(Goal of the exercise): Report all lines holding "канала".
+===+
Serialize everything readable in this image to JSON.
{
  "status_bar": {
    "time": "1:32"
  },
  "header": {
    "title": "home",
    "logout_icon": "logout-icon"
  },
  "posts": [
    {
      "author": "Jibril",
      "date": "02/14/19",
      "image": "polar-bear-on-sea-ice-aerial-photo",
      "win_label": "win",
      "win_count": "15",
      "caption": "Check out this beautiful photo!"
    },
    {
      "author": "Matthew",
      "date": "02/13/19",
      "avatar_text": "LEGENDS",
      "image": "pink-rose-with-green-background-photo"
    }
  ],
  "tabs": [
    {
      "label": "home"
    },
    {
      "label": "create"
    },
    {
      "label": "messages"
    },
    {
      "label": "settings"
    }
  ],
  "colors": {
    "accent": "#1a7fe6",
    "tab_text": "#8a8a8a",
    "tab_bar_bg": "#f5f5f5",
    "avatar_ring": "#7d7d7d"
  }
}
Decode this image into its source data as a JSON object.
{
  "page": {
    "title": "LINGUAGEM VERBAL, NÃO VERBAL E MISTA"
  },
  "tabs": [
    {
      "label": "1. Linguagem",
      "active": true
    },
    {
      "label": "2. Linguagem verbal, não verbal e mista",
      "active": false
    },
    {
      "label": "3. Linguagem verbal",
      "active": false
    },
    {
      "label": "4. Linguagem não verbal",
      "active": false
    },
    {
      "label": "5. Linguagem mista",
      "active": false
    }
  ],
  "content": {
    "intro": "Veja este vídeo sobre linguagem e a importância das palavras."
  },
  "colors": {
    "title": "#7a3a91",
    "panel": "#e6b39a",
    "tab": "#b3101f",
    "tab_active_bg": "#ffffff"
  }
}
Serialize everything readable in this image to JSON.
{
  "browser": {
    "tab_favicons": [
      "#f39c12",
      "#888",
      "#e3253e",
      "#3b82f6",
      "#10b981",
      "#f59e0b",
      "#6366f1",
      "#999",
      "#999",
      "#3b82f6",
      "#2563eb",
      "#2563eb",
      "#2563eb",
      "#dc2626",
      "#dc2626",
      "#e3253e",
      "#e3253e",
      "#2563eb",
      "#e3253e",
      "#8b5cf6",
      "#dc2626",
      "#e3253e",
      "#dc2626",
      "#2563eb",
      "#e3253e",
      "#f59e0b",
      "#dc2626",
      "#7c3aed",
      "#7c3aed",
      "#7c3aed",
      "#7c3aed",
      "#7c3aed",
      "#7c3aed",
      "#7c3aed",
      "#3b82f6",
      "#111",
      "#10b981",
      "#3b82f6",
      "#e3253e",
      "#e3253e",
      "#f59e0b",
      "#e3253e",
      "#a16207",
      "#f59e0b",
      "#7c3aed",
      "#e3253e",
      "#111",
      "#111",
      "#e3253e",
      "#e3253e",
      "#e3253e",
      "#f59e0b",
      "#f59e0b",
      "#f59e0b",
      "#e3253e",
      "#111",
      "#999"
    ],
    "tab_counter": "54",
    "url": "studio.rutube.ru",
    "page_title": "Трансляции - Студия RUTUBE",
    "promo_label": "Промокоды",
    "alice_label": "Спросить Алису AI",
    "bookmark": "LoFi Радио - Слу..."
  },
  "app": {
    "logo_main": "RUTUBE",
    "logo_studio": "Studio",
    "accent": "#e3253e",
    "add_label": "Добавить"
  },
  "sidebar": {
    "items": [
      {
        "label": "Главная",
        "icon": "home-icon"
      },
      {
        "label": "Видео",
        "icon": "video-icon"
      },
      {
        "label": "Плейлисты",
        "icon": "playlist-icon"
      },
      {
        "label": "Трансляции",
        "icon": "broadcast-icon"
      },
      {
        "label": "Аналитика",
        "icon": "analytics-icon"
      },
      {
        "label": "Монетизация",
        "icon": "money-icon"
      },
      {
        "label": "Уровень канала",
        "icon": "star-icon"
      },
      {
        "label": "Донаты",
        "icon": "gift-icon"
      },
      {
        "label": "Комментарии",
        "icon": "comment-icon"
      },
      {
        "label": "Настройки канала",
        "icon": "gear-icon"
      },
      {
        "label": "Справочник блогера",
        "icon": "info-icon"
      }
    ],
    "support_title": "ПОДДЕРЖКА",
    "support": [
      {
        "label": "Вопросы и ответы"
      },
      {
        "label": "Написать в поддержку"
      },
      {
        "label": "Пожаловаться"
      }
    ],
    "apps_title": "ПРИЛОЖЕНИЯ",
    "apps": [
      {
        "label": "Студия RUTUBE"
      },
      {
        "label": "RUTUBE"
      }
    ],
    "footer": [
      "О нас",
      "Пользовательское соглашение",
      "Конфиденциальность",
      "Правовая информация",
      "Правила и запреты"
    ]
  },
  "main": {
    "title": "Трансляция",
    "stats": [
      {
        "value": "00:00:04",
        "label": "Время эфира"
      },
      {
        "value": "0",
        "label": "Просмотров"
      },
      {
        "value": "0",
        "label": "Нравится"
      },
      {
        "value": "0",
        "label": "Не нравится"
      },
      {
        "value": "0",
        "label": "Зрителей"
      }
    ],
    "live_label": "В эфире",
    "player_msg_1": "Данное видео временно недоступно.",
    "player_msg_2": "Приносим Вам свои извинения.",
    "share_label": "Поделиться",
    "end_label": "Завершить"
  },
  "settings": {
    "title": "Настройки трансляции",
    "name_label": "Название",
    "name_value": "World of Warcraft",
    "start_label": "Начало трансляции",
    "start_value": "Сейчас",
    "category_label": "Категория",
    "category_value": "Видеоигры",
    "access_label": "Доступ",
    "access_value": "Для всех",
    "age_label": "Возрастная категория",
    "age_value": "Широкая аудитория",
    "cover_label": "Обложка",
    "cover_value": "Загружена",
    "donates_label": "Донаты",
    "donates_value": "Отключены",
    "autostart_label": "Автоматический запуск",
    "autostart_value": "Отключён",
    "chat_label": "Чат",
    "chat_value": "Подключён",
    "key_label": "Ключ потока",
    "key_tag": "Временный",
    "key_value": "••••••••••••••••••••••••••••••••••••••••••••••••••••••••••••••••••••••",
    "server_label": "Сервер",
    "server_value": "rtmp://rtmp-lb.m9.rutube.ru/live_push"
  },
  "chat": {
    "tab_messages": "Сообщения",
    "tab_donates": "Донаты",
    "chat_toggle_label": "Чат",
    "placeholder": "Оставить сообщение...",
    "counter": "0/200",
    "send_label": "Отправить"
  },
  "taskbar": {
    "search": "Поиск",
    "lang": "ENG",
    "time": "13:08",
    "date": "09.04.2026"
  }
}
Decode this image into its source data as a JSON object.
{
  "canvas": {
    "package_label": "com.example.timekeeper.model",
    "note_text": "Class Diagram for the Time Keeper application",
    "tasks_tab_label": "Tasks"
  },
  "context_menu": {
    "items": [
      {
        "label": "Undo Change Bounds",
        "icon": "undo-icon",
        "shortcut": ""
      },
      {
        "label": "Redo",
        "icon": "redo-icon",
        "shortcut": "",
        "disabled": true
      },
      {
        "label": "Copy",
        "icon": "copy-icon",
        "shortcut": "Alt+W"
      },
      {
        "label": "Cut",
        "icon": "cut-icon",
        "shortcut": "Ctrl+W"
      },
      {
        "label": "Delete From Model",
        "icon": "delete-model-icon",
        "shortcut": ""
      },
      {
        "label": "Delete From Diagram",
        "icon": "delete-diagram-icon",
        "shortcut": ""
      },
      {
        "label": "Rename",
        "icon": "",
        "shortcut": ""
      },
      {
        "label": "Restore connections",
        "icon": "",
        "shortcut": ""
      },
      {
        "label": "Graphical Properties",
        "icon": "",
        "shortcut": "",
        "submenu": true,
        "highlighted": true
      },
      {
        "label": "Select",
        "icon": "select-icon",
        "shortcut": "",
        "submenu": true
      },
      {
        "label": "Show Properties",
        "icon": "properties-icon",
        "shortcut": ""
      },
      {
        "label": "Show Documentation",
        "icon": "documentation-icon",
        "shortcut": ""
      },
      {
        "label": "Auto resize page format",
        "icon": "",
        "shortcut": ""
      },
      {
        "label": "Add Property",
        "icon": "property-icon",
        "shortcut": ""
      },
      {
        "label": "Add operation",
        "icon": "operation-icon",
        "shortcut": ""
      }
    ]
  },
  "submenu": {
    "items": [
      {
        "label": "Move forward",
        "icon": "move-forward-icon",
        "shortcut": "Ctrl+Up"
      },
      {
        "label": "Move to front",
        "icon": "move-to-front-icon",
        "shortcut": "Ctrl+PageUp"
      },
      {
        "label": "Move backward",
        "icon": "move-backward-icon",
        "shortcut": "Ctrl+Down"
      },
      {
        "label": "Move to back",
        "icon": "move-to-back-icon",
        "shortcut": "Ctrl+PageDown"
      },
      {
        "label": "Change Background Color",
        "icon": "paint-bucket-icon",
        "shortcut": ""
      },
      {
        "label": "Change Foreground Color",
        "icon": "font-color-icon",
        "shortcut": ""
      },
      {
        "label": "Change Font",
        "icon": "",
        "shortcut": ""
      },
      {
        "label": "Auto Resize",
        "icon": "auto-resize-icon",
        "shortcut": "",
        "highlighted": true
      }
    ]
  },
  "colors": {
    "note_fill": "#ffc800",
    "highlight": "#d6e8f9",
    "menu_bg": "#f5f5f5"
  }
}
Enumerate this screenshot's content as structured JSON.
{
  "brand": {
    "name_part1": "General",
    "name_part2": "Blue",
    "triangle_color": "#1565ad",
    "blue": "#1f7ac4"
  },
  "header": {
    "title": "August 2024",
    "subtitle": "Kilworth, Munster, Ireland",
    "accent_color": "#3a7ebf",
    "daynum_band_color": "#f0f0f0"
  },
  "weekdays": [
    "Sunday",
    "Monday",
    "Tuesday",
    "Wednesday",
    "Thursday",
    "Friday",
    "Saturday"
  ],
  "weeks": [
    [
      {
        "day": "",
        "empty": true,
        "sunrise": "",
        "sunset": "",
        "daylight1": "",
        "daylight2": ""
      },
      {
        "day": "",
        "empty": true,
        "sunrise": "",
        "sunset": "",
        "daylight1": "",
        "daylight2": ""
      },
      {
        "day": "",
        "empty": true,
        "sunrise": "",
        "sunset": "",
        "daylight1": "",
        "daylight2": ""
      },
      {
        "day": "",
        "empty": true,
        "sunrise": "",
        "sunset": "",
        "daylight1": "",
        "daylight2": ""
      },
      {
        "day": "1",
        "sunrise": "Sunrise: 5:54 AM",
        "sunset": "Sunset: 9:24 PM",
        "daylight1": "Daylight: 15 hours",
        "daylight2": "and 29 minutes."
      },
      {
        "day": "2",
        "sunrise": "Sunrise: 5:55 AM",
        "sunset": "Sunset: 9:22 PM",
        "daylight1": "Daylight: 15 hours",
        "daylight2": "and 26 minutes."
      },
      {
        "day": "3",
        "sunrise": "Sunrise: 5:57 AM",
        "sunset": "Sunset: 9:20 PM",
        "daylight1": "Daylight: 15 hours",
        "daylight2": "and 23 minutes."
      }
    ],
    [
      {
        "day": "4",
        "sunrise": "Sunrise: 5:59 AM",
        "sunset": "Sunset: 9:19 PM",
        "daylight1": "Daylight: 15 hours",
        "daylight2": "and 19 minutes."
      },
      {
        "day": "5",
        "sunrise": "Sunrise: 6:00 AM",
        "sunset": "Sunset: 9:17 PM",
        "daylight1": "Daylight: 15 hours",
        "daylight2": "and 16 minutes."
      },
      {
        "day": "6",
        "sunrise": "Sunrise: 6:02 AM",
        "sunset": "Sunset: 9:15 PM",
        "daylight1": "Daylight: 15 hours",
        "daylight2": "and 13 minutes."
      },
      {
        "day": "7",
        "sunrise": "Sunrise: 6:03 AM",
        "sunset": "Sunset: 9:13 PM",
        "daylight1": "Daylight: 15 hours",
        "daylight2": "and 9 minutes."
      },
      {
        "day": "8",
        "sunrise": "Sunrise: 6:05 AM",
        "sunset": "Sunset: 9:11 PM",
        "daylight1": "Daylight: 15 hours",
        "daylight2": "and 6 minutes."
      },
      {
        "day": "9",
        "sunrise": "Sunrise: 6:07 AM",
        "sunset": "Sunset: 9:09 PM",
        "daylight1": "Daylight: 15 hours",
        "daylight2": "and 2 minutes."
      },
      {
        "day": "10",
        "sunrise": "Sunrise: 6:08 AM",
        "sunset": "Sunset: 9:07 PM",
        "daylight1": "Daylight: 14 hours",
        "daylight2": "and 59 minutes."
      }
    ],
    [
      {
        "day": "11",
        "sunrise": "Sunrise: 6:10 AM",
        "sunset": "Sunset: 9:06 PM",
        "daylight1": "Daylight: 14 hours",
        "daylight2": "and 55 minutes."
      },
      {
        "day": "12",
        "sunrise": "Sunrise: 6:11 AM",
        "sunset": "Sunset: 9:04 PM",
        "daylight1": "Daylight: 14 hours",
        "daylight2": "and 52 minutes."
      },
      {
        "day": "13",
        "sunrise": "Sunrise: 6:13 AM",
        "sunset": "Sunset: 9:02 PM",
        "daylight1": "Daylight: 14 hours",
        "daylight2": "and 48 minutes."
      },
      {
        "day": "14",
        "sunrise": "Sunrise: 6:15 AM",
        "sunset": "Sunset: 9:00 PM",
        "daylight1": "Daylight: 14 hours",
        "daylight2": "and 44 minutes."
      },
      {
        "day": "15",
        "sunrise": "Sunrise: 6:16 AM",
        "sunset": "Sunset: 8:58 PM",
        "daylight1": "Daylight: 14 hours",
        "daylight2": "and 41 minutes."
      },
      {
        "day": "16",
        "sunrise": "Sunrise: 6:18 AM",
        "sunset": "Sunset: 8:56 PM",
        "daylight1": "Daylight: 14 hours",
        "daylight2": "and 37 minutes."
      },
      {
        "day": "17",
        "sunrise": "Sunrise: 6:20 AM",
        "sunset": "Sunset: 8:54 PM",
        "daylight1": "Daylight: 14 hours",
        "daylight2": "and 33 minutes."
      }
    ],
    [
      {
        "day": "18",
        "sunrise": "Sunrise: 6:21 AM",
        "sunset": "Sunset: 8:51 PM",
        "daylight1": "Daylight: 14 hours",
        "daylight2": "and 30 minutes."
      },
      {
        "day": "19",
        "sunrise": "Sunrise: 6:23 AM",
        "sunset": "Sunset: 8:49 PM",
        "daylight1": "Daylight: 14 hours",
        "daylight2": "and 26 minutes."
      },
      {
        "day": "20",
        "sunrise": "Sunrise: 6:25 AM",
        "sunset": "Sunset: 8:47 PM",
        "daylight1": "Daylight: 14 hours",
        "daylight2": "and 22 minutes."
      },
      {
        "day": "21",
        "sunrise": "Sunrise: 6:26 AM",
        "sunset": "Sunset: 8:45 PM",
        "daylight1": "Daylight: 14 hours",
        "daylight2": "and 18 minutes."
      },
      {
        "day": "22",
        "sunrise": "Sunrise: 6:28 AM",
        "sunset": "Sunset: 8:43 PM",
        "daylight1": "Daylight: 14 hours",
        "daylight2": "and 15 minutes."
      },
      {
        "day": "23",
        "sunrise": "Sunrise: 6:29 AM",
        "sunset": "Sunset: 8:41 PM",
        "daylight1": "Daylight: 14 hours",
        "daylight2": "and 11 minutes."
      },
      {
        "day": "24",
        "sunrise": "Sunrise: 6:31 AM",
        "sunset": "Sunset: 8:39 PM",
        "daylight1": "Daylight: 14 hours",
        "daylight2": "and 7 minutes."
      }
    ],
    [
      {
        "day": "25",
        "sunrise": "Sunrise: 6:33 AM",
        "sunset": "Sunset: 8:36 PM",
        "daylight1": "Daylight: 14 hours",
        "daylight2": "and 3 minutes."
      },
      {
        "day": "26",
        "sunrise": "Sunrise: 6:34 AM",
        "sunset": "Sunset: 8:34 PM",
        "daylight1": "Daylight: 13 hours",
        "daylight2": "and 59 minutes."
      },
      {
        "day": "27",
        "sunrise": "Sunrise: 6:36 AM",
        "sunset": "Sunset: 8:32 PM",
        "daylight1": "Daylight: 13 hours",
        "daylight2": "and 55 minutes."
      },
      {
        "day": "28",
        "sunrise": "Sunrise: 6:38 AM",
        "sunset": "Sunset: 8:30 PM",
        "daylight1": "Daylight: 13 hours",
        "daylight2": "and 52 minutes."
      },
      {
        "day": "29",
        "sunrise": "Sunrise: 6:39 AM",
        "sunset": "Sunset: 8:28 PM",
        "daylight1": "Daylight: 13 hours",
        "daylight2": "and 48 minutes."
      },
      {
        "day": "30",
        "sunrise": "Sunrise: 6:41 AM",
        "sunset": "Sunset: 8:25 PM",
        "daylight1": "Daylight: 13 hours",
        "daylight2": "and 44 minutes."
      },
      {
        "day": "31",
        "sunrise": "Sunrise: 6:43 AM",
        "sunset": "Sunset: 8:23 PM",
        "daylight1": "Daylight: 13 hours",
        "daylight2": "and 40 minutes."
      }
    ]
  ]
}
+===+
(Reply to the exercise):
        "label": "Уровень канала",
        "label": "Настройки канала",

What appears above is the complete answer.